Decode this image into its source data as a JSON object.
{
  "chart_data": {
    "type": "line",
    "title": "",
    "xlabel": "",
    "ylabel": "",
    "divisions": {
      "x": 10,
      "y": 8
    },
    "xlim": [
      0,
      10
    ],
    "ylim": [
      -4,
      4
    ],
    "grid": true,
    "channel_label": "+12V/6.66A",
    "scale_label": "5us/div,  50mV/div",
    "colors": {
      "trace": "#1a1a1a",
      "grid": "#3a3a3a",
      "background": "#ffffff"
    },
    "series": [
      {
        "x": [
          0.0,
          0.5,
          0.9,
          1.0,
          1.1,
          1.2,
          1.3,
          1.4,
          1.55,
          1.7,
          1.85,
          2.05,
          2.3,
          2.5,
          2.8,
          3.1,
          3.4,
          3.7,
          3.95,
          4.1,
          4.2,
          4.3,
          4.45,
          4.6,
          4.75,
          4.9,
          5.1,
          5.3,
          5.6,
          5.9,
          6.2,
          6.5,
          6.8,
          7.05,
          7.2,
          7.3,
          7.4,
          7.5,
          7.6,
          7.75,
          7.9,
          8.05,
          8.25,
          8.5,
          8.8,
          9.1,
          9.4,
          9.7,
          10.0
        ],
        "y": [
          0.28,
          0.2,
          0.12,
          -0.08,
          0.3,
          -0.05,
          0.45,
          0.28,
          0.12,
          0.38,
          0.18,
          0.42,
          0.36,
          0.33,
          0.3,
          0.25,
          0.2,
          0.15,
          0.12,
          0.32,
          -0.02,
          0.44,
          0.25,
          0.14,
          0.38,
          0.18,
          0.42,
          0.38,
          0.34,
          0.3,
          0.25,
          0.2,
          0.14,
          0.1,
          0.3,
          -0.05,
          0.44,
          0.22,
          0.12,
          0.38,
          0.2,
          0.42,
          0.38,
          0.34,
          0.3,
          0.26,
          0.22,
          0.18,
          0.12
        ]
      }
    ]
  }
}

Short problem —
Write out the records above again, keeping each one identical to the original.

Reply to the exercise —
Decode this image into its source data as a JSON object.
{
  "chart_data": {
    "type": "line",
    "title": "",
    "xlabel": "",
    "ylabel": "",
    "divisions": {
      "x": 10,
      "y": 8
    },
    "xlim": [
      0,
      10
    ],
    "ylim": [
      -4,
      4
    ],
    "grid": true,
    "channel_label": "+12V/6.66A",
    "scale_label": "5us/div,  50mV/div",
    "colors": {
      "trace": "#1a1a1a",
      "grid": "#3a3a3a",
      "background": "#ffffff"
    },
    "series": [
      {
        "x": [
          0.0,
          0.5,
          0.9,
          1.0,
          1.1,
          1.2,
          1.3,
          1.4,
          1.55,
          1.7,
          1.85,
          2.05,
          2.3,
          2.5,
          2.8,
          3.1,
          3.4,
          3.7,
          3.95,
          4.1,
          4.2,
          4.3,
          4.45,
          4.6,
          4.75,
          4.9,
          5.1,
          5.3,
          5.6,
          5.9,
          6.2,
          6.5,
          6.8,
          7.05,
          7.2,
          7.3,
          7.4,
          7.5,
          7.6,
          7.75,
          7.9,
          8.05,
          8.25,
          8.5,
          8.8,
          9.1,
          9.4,
          9.7,
          10.0
        ],
        "y": [
          0.28,
          0.2,
          0.12,
          -0.08,
          0.3,
          -0.05,
          0.45,
          0.28,
          0.12,
          0.38,
          0.18,
          0.42,
          0.36,
          0.33,
          0.3,
          0.25,
          0.2,
          0.15,
          0.12,
          0.32,
          -0.02,
          0.44,
          0.25,
          0.14,
          0.38,
          0.18,
          0.42,
          0.38,
          0.34,
          0.3,
          0.25,
          0.2,
          0.14,
          0.1,
          0.3,
          -0.05,
          0.44,
          0.22,
          0.12,
          0.38,
          0.2,
          0.42,
          0.38,
          0.34,
          0.3,
          0.26,
          0.22,
          0.18,
          0.12
        ]
      }
    ]
  }
}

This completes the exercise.